## Job
Quote, without change, all of the lines that follow.
+++
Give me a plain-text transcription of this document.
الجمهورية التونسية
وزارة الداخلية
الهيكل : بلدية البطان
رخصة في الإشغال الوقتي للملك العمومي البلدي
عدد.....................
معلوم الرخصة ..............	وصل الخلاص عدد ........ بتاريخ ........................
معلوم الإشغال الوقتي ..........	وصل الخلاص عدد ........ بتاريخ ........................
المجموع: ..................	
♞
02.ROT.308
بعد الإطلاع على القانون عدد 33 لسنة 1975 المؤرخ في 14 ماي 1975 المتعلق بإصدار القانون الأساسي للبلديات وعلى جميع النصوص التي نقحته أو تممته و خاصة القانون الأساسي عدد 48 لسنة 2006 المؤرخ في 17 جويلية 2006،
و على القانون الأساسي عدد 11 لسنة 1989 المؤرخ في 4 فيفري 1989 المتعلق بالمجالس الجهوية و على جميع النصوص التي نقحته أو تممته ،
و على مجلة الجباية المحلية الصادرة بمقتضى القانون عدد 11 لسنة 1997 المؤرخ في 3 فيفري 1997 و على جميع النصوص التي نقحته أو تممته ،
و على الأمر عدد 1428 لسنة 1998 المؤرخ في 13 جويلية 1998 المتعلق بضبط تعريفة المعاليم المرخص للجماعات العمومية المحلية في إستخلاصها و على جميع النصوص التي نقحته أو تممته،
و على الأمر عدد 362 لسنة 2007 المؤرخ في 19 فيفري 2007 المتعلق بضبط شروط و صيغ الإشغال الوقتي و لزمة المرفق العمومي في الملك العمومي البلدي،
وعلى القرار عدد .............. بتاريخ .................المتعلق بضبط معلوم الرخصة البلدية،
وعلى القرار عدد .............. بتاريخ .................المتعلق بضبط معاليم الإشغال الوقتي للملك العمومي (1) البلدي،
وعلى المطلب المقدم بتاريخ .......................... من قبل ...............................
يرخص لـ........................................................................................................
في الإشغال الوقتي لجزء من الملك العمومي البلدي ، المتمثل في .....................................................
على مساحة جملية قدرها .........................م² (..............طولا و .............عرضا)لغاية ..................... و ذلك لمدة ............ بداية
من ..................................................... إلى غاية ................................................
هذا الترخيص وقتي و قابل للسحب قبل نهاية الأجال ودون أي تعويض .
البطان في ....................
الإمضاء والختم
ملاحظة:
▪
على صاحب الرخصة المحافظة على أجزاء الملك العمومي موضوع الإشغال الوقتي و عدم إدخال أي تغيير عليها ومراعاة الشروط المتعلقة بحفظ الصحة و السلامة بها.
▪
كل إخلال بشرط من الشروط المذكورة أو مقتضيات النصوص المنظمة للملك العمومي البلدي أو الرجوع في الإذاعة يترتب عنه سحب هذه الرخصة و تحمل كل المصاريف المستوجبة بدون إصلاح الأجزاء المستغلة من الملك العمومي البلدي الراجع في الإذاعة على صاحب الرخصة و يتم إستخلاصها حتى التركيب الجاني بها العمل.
+++
## Solution to this exercise
Give me a plain-text transcription of this document.
الجمهورية التونسية
وزارة الداخلية
الهيكل : بلدية البطان
رخصة في الإشغال الوقتي للملك العمومي البلدي
عدد.....................
معلوم الرخصة ..............	وصل الخلاص عدد ........ بتاريخ ........................
معلوم الإشغال الوقتي ..........	وصل الخلاص عدد ........ بتاريخ ........................
المجموع: ..................	
♞
02.ROT.308
بعد الإطلاع على القانون عدد 33 لسنة 1975 المؤرخ في 14 ماي 1975 المتعلق بإصدار القانون الأساسي للبلديات وعلى جميع النصوص التي نقحته أو تممته و خاصة القانون الأساسي عدد 48 لسنة 2006 المؤرخ في 17 جويلية 2006،
و على القانون الأساسي عدد 11 لسنة 1989 المؤرخ في 4 فيفري 1989 المتعلق بالمجالس الجهوية و على جميع النصوص التي نقحته أو تممته ،
و على مجلة الجباية المحلية الصادرة بمقتضى القانون عدد 11 لسنة 1997 المؤرخ في 3 فيفري 1997 و على جميع النصوص التي نقحته أو تممته ،
و على الأمر عدد 1428 لسنة 1998 المؤرخ في 13 جويلية 1998 المتعلق بضبط تعريفة المعاليم المرخص للجماعات العمومية المحلية في إستخلاصها و على جميع النصوص التي نقحته أو تممته،
و على الأمر عدد 362 لسنة 2007 المؤرخ في 19 فيفري 2007 المتعلق بضبط شروط و صيغ الإشغال الوقتي و لزمة المرفق العمومي في الملك العمومي البلدي،
وعلى القرار عدد .............. بتاريخ .................المتعلق بضبط معلوم الرخصة البلدية،
وعلى القرار عدد .............. بتاريخ .................المتعلق بضبط معاليم الإشغال الوقتي للملك العمومي (1) البلدي،
وعلى المطلب المقدم بتاريخ .......................... من قبل ...............................
يرخص لـ........................................................................................................
في الإشغال الوقتي لجزء من الملك العمومي البلدي ، المتمثل في .....................................................
على مساحة جملية قدرها .........................م² (..............طولا و .............عرضا)لغاية ..................... و ذلك لمدة ............ بداية
من ..................................................... إلى غاية ................................................
هذا الترخيص وقتي و قابل للسحب قبل نهاية الأجال ودون أي تعويض .
البطان في ....................
الإمضاء والختم
ملاحظة:
▪
على صاحب الرخصة المحافظة على أجزاء الملك العمومي موضوع الإشغال الوقتي و عدم إدخال أي تغيير عليها ومراعاة الشروط المتعلقة بحفظ الصحة و السلامة بها.
▪
كل إخلال بشرط من الشروط المذكورة أو مقتضيات النصوص المنظمة للملك العمومي البلدي أو الرجوع في الإذاعة يترتب عنه سحب هذه الرخصة و تحمل كل المصاريف المستوجبة بدون إصلاح الأجزاء المستغلة من الملك العمومي البلدي الراجع في الإذاعة على صاحب الرخصة و يتم إستخلاصها حتى التركيب الجاني بها العمل.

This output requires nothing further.